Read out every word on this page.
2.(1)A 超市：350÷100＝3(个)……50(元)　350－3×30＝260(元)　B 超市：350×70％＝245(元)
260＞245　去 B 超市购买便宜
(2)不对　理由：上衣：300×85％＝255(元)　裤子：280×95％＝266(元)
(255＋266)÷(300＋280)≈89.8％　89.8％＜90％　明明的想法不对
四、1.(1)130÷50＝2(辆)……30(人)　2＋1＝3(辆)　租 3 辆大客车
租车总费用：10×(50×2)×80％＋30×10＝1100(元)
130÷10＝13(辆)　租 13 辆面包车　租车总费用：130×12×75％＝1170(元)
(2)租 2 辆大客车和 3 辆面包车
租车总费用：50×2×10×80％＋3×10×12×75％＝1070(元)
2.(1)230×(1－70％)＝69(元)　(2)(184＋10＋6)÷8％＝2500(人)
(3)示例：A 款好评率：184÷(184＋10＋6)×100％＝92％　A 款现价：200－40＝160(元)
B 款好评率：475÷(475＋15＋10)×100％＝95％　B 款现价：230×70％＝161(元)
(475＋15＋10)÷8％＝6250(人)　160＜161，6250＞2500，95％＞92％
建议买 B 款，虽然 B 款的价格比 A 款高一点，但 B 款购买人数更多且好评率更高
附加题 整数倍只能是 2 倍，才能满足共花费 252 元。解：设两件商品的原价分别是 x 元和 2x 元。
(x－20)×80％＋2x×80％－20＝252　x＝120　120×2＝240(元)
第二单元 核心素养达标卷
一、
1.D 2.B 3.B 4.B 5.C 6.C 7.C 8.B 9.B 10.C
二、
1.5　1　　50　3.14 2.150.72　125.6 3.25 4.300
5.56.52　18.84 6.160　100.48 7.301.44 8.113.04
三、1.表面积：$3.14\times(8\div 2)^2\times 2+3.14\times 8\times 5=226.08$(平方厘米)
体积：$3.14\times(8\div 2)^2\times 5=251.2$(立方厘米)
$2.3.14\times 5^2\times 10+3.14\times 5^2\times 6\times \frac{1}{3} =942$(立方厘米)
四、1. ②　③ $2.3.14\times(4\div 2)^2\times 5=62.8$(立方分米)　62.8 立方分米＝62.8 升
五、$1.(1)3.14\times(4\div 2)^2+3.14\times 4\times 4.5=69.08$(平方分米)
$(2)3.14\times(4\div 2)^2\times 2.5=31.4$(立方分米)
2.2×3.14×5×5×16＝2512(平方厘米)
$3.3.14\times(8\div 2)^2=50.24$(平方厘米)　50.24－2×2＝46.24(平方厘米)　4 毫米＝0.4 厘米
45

------------

▶ _Written request_:
Repeat every entry exactly as written above.

▶ _Written solution_:
Read out every word on this page.
2.(1)A 超市：350÷100＝3(个)……50(元)　350－3×30＝260(元)　B 超市：350×70％＝245(元)
260＞245　去 B 超市购买便宜
(2)不对　理由：上衣：300×85％＝255(元)　裤子：280×95％＝266(元)
(255＋266)÷(300＋280)≈89.8％　89.8％＜90％　明明的想法不对
四、1.(1)130÷50＝2(辆)……30(人)　2＋1＝3(辆)　租 3 辆大客车
租车总费用：10×(50×2)×80％＋30×10＝1100(元)
130÷10＝13(辆)　租 13 辆面包车　租车总费用：130×12×75％＝1170(元)
(2)租 2 辆大客车和 3 辆面包车
租车总费用：50×2×10×80％＋3×10×12×75％＝1070(元)
2.(1)230×(1－70％)＝69(元)　(2)(184＋10＋6)÷8％＝2500(人)
(3)示例：A 款好评率：184÷(184＋10＋6)×100％＝92％　A 款现价：200－40＝160(元)
B 款好评率：475÷(475＋15＋10)×100％＝95％　B 款现价：230×70％＝161(元)
(475＋15＋10)÷8％＝6250(人)　160＜161，6250＞2500，95％＞92％
建议买 B 款，虽然 B 款的价格比 A 款高一点，但 B 款购买人数更多且好评率更高
附加题 整数倍只能是 2 倍，才能满足共花费 252 元。解：设两件商品的原价分别是 x 元和 2x 元。
(x－20)×80％＋2x×80％－20＝252　x＝120　120×2＝240(元)
第二单元 核心素养达标卷
一、
1.D 2.B 3.B 4.B 5.C 6.C 7.C 8.B 9.B 10.C
二、
1.5　1　　50　3.14 2.150.72　125.6 3.25 4.300
5.56.52　18.84 6.160　100.48 7.301.44 8.113.04
三、1.表面积：$3.14\times(8\div 2)^2\times 2+3.14\times 8\times 5=226.08$(平方厘米)
体积：$3.14\times(8\div 2)^2\times 5=251.2$(立方厘米)
$2.3.14\times 5^2\times 10+3.14\times 5^2\times 6\times \frac{1}{3} =942$(立方厘米)
四、1. ②　③ $2.3.14\times(4\div 2)^2\times 5=62.8$(立方分米)　62.8 立方分米＝62.8 升
五、$1.(1)3.14\times(4\div 2)^2+3.14\times 4\times 4.5=69.08$(平方分米)
$(2)3.14\times(4\div 2)^2\times 2.5=31.4$(立方分米)
2.2×3.14×5×5×16＝2512(平方厘米)
$3.3.14\times(8\div 2)^2=50.24$(平方厘米)　50.24－2×2＝46.24(平方厘米)　4 毫米＝0.4 厘米
45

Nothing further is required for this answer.